◆ **LISTING**
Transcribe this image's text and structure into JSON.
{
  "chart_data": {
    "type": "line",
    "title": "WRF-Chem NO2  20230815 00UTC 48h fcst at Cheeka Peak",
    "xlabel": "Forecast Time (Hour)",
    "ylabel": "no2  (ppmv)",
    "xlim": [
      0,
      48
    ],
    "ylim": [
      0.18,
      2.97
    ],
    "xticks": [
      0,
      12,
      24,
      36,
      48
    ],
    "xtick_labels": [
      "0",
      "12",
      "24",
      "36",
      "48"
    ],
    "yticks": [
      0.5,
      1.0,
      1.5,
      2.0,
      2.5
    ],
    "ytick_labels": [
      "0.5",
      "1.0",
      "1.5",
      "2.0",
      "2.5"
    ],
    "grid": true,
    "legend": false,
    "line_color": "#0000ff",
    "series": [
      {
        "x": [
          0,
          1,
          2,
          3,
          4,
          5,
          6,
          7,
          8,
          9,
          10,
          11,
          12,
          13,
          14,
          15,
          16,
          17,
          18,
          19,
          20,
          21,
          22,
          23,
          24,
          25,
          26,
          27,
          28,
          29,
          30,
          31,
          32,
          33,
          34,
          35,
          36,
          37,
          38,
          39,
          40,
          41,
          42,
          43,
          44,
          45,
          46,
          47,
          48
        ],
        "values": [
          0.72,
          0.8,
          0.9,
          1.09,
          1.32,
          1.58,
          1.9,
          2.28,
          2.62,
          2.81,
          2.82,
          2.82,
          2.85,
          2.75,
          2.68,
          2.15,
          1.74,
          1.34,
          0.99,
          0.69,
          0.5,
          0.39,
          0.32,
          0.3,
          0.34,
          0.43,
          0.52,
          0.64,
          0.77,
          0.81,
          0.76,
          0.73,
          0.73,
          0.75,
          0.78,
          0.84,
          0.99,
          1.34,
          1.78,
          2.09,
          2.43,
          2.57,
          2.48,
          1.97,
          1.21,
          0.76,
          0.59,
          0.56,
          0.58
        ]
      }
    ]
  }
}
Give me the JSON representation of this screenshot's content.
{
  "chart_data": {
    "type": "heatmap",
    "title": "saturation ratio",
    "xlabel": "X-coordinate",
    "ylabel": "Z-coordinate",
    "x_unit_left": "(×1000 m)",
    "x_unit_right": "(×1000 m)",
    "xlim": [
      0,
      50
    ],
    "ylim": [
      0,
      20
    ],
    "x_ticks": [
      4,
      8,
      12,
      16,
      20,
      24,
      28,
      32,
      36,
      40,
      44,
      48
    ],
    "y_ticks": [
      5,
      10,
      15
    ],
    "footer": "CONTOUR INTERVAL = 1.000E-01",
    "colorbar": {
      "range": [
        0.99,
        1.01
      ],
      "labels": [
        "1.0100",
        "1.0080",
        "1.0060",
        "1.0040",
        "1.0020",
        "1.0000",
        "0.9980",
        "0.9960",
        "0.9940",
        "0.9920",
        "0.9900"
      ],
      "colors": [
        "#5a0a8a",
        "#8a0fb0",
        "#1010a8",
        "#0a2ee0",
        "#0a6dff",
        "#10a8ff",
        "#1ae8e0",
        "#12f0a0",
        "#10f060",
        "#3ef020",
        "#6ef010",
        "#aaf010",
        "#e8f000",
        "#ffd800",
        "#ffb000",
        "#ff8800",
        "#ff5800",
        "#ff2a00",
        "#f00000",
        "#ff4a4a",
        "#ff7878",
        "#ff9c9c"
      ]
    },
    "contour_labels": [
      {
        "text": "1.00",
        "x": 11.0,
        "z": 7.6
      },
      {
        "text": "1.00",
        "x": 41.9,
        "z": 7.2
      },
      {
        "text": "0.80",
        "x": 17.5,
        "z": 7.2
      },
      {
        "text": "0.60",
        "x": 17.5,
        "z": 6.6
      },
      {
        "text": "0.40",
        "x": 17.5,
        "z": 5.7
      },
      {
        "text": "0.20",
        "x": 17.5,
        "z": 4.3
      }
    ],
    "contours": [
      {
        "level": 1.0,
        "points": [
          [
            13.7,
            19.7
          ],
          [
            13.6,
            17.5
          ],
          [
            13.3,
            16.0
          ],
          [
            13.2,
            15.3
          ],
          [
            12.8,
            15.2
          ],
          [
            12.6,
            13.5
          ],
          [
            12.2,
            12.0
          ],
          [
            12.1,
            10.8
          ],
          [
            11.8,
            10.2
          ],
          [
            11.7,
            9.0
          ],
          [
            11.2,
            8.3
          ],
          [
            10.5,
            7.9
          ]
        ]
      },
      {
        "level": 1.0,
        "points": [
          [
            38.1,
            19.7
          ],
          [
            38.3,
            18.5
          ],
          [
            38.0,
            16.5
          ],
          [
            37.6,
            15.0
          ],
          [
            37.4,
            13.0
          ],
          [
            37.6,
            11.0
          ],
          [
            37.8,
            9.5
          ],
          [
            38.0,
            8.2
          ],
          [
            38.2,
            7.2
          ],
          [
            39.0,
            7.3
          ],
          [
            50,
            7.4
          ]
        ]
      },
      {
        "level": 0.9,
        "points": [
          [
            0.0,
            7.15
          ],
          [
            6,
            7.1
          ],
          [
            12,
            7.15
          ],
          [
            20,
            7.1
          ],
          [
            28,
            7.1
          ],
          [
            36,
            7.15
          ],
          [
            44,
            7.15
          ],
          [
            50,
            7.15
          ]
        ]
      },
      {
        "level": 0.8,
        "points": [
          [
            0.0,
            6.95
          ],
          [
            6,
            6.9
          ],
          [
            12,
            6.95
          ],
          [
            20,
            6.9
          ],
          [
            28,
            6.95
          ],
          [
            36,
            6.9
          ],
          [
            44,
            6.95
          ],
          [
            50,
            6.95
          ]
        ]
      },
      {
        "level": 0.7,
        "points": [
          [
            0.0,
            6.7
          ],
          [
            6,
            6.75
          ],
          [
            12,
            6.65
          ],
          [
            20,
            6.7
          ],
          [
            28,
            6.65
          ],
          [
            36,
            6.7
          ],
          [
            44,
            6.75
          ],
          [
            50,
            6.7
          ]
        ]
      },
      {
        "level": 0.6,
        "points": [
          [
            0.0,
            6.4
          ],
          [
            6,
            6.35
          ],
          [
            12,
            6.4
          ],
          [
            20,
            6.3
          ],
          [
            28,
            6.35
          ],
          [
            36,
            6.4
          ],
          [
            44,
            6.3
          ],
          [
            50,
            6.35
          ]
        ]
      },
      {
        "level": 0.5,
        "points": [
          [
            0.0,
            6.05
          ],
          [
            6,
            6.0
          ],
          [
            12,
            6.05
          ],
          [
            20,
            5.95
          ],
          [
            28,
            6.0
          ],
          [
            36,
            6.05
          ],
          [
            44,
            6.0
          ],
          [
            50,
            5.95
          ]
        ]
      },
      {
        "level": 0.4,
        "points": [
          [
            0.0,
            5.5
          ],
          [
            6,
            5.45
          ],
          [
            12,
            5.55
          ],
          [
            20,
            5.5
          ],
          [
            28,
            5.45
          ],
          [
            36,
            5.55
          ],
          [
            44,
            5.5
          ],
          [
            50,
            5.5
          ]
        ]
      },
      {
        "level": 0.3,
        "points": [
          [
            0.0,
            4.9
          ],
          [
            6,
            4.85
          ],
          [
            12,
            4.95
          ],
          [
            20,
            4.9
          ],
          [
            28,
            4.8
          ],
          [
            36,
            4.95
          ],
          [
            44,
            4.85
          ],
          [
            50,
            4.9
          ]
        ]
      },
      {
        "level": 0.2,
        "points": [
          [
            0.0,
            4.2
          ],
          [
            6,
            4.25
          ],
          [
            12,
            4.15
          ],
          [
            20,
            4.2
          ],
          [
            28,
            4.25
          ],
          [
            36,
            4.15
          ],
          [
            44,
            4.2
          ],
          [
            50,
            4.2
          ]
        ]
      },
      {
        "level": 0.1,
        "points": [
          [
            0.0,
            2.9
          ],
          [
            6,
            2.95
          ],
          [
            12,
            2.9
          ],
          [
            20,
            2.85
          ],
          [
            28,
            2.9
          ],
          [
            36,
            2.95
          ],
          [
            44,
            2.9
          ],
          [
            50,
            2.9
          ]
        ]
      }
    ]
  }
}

◆ **EXERCISE DETAILS**
Copy out every line of the material above that mentions the word "this".

◆ **EXERCISE ANSWER**
Transcribe this image's text and structure into JSON.
Give me the JSON representation of this screenshot's content.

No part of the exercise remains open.